◆ WHAT THE TASK REQUIRES: Could you write out every entry exactly as it stands?

◆ LISTING:
— BEGIN —
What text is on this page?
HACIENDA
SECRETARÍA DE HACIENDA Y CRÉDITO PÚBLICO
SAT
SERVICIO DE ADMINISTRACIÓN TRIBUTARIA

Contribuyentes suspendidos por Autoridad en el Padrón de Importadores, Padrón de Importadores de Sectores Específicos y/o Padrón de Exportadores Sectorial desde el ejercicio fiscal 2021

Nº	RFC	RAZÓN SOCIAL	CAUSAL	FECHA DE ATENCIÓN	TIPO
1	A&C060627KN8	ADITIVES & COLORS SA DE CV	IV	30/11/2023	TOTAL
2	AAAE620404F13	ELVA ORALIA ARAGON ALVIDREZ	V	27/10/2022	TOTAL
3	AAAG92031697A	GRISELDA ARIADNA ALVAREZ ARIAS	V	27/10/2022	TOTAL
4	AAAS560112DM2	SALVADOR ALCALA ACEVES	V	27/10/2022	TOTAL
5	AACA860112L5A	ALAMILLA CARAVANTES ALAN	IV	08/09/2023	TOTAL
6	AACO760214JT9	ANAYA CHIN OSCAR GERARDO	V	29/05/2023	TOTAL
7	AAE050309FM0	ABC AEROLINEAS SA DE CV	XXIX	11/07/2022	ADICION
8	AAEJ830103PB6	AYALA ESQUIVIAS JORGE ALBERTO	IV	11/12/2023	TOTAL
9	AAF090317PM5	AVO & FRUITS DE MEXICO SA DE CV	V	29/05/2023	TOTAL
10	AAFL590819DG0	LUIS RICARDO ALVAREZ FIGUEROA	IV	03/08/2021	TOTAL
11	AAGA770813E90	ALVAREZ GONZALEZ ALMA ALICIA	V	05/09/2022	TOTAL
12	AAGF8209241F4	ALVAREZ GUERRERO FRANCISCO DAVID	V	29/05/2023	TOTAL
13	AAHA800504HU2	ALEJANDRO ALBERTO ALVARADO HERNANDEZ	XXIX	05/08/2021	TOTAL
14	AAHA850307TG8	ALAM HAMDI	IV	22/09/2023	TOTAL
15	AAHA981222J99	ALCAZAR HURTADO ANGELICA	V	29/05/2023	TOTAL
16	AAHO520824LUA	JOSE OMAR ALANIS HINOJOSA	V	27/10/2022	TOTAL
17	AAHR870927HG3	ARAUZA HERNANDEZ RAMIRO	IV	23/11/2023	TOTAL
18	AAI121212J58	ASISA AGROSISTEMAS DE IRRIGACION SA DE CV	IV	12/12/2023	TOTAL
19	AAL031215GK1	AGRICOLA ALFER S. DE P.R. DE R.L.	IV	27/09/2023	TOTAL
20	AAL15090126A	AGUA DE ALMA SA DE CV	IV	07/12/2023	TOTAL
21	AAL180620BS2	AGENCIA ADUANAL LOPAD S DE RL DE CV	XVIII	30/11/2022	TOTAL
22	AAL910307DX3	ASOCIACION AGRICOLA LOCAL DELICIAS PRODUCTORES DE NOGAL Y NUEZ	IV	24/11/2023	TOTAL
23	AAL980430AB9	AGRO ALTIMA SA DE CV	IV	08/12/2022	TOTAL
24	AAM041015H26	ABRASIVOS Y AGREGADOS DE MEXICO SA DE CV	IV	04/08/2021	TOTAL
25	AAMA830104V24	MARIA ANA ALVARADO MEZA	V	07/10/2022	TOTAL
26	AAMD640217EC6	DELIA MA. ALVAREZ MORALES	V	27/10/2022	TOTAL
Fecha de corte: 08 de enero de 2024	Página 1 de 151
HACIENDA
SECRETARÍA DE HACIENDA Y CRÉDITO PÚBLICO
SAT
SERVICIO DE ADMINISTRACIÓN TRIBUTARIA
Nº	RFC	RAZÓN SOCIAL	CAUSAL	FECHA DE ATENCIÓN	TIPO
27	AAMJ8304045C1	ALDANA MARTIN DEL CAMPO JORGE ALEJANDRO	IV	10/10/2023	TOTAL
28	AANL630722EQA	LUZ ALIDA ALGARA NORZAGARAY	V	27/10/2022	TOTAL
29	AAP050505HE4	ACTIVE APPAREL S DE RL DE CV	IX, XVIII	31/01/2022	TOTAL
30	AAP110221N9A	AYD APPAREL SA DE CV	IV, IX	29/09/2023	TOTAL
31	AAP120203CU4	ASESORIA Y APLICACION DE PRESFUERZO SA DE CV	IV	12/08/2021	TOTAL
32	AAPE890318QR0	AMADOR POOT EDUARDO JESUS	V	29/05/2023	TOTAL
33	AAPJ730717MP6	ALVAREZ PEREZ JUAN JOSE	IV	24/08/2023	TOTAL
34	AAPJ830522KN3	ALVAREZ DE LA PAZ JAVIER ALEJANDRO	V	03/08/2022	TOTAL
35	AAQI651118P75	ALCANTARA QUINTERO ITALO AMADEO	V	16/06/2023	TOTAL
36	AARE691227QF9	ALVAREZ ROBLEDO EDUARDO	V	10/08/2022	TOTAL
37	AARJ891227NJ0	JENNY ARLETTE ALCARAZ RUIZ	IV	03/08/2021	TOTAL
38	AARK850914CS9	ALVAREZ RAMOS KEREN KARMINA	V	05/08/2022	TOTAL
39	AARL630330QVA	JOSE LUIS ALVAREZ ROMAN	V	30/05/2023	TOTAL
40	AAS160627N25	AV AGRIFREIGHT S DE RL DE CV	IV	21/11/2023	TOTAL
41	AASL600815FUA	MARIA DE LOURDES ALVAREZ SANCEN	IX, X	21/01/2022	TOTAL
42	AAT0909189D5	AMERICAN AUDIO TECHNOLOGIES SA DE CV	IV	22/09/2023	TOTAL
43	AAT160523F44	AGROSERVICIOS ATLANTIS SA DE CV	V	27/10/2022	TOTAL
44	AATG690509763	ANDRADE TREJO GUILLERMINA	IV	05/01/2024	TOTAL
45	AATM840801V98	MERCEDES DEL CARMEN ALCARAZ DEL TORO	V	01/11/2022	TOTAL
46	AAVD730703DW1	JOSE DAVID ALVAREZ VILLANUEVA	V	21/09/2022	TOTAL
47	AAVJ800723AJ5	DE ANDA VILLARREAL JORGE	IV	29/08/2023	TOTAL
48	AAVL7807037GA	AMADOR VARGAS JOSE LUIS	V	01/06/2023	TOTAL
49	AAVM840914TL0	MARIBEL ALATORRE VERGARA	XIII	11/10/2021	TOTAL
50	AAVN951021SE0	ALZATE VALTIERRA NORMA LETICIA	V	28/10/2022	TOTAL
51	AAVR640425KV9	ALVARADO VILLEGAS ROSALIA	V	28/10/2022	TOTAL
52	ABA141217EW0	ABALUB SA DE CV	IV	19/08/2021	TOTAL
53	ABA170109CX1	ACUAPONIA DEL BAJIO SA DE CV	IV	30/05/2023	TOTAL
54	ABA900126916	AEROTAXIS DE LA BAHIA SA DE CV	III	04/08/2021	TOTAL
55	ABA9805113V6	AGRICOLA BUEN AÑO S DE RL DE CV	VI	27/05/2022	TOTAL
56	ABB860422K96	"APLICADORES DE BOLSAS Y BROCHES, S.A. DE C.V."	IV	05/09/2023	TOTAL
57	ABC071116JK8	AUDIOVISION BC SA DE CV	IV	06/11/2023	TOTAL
— END —
◆ TASK OUTPUT:
What text is on this page?
HACIENDA
SECRETARÍA DE HACIENDA Y CRÉDITO PÚBLICO
SAT
SERVICIO DE ADMINISTRACIÓN TRIBUTARIA

Contribuyentes suspendidos por Autoridad en el Padrón de Importadores, Padrón de Importadores de Sectores Específicos y/o Padrón de Exportadores Sectorial desde el ejercicio fiscal 2021

Nº	RFC	RAZÓN SOCIAL	CAUSAL	FECHA DE ATENCIÓN	TIPO
1	A&C060627KN8	ADITIVES & COLORS SA DE CV	IV	30/11/2023	TOTAL
2	AAAE620404F13	ELVA ORALIA ARAGON ALVIDREZ	V	27/10/2022	TOTAL
3	AAAG92031697A	GRISELDA ARIADNA ALVAREZ ARIAS	V	27/10/2022	TOTAL
4	AAAS560112DM2	SALVADOR ALCALA ACEVES	V	27/10/2022	TOTAL
5	AACA860112L5A	ALAMILLA CARAVANTES ALAN	IV	08/09/2023	TOTAL
6	AACO760214JT9	ANAYA CHIN OSCAR GERARDO	V	29/05/2023	TOTAL
7	AAE050309FM0	ABC AEROLINEAS SA DE CV	XXIX	11/07/2022	ADICION
8	AAEJ830103PB6	AYALA ESQUIVIAS JORGE ALBERTO	IV	11/12/2023	TOTAL
9	AAF090317PM5	AVO & FRUITS DE MEXICO SA DE CV	V	29/05/2023	TOTAL
10	AAFL590819DG0	LUIS RICARDO ALVAREZ FIGUEROA	IV	03/08/2021	TOTAL
11	AAGA770813E90	ALVAREZ GONZALEZ ALMA ALICIA	V	05/09/2022	TOTAL
12	AAGF8209241F4	ALVAREZ GUERRERO FRANCISCO DAVID	V	29/05/2023	TOTAL
13	AAHA800504HU2	ALEJANDRO ALBERTO ALVARADO HERNANDEZ	XXIX	05/08/2021	TOTAL
14	AAHA850307TG8	ALAM HAMDI	IV	22/09/2023	TOTAL
15	AAHA981222J99	ALCAZAR HURTADO ANGELICA	V	29/05/2023	TOTAL
16	AAHO520824LUA	JOSE OMAR ALANIS HINOJOSA	V	27/10/2022	TOTAL
17	AAHR870927HG3	ARAUZA HERNANDEZ RAMIRO	IV	23/11/2023	TOTAL
18	AAI121212J58	ASISA AGROSISTEMAS DE IRRIGACION SA DE CV	IV	12/12/2023	TOTAL
19	AAL031215GK1	AGRICOLA ALFER S. DE P.R. DE R.L.	IV	27/09/2023	TOTAL
20	AAL15090126A	AGUA DE ALMA SA DE CV	IV	07/12/2023	TOTAL
21	AAL180620BS2	AGENCIA ADUANAL LOPAD S DE RL DE CV	XVIII	30/11/2022	TOTAL
22	AAL910307DX3	ASOCIACION AGRICOLA LOCAL DELICIAS PRODUCTORES DE NOGAL Y NUEZ	IV	24/11/2023	TOTAL
23	AAL980430AB9	AGRO ALTIMA SA DE CV	IV	08/12/2022	TOTAL
24	AAM041015H26	ABRASIVOS Y AGREGADOS DE MEXICO SA DE CV	IV	04/08/2021	TOTAL
25	AAMA830104V24	MARIA ANA ALVARADO MEZA	V	07/10/2022	TOTAL
26	AAMD640217EC6	DELIA MA. ALVAREZ MORALES	V	27/10/2022	TOTAL
Fecha de corte: 08 de enero de 2024	Página 1 de 151
HACIENDA
SECRETARÍA DE HACIENDA Y CRÉDITO PÚBLICO
SAT
SERVICIO DE ADMINISTRACIÓN TRIBUTARIA
Nº	RFC	RAZÓN SOCIAL	CAUSAL	FECHA DE ATENCIÓN	TIPO
27	AAMJ8304045C1	ALDANA MARTIN DEL CAMPO JORGE ALEJANDRO	IV	10/10/2023	TOTAL
28	AANL630722EQA	LUZ ALIDA ALGARA NORZAGARAY	V	27/10/2022	TOTAL
29	AAP050505HE4	ACTIVE APPAREL S DE RL DE CV	IX, XVIII	31/01/2022	TOTAL
30	AAP110221N9A	AYD APPAREL SA DE CV	IV, IX	29/09/2023	TOTAL
31	AAP120203CU4	ASESORIA Y APLICACION DE PRESFUERZO SA DE CV	IV	12/08/2021	TOTAL
32	AAPE890318QR0	AMADOR POOT EDUARDO JESUS	V	29/05/2023	TOTAL
33	AAPJ730717MP6	ALVAREZ PEREZ JUAN JOSE	IV	24/08/2023	TOTAL
34	AAPJ830522KN3	ALVAREZ DE LA PAZ JAVIER ALEJANDRO	V	03/08/2022	TOTAL
35	AAQI651118P75	ALCANTARA QUINTERO ITALO AMADEO	V	16/06/2023	TOTAL
36	AARE691227QF9	ALVAREZ ROBLEDO EDUARDO	V	10/08/2022	TOTAL
37	AARJ891227NJ0	JENNY ARLETTE ALCARAZ RUIZ	IV	03/08/2021	TOTAL
38	AARK850914CS9	ALVAREZ RAMOS KEREN KARMINA	V	05/08/2022	TOTAL
39	AARL630330QVA	JOSE LUIS ALVAREZ ROMAN	V	30/05/2023	TOTAL
40	AAS160627N25	AV AGRIFREIGHT S DE RL DE CV	IV	21/11/2023	TOTAL
41	AASL600815FUA	MARIA DE LOURDES ALVAREZ SANCEN	IX, X	21/01/2022	TOTAL
42	AAT0909189D5	AMERICAN AUDIO TECHNOLOGIES SA DE CV	IV	22/09/2023	TOTAL
43	AAT160523F44	AGROSERVICIOS ATLANTIS SA DE CV	V	27/10/2022	TOTAL
44	AATG690509763	ANDRADE TREJO GUILLERMINA	IV	05/01/2024	TOTAL
45	AATM840801V98	MERCEDES DEL CARMEN ALCARAZ DEL TORO	V	01/11/2022	TOTAL
46	AAVD730703DW1	JOSE DAVID ALVAREZ VILLANUEVA	V	21/09/2022	TOTAL
47	AAVJ800723AJ5	DE ANDA VILLARREAL JORGE	IV	29/08/2023	TOTAL
48	AAVL7807037GA	AMADOR VARGAS JOSE LUIS	V	01/06/2023	TOTAL
49	AAVM840914TL0	MARIBEL ALATORRE VERGARA	XIII	11/10/2021	TOTAL
50	AAVN951021SE0	ALZATE VALTIERRA NORMA LETICIA	V	28/10/2022	TOTAL
51	AAVR640425KV9	ALVARADO VILLEGAS ROSALIA	V	28/10/2022	TOTAL
52	ABA141217EW0	ABALUB SA DE CV	IV	19/08/2021	TOTAL
53	ABA170109CX1	ACUAPONIA DEL BAJIO SA DE CV	IV	30/05/2023	TOTAL
54	ABA900126916	AEROTAXIS DE LA BAHIA SA DE CV	III	04/08/2021	TOTAL
55	ABA9805113V6	AGRICOLA BUEN AÑO S DE RL DE CV	VI	27/05/2022	TOTAL
56	ABB860422K96	"APLICADORES DE BOLSAS Y BROCHES, S.A. DE C.V."	IV	05/09/2023	TOTAL
57	ABC071116JK8	AUDIOVISION BC SA DE CV	IV	06/11/2023	TOTAL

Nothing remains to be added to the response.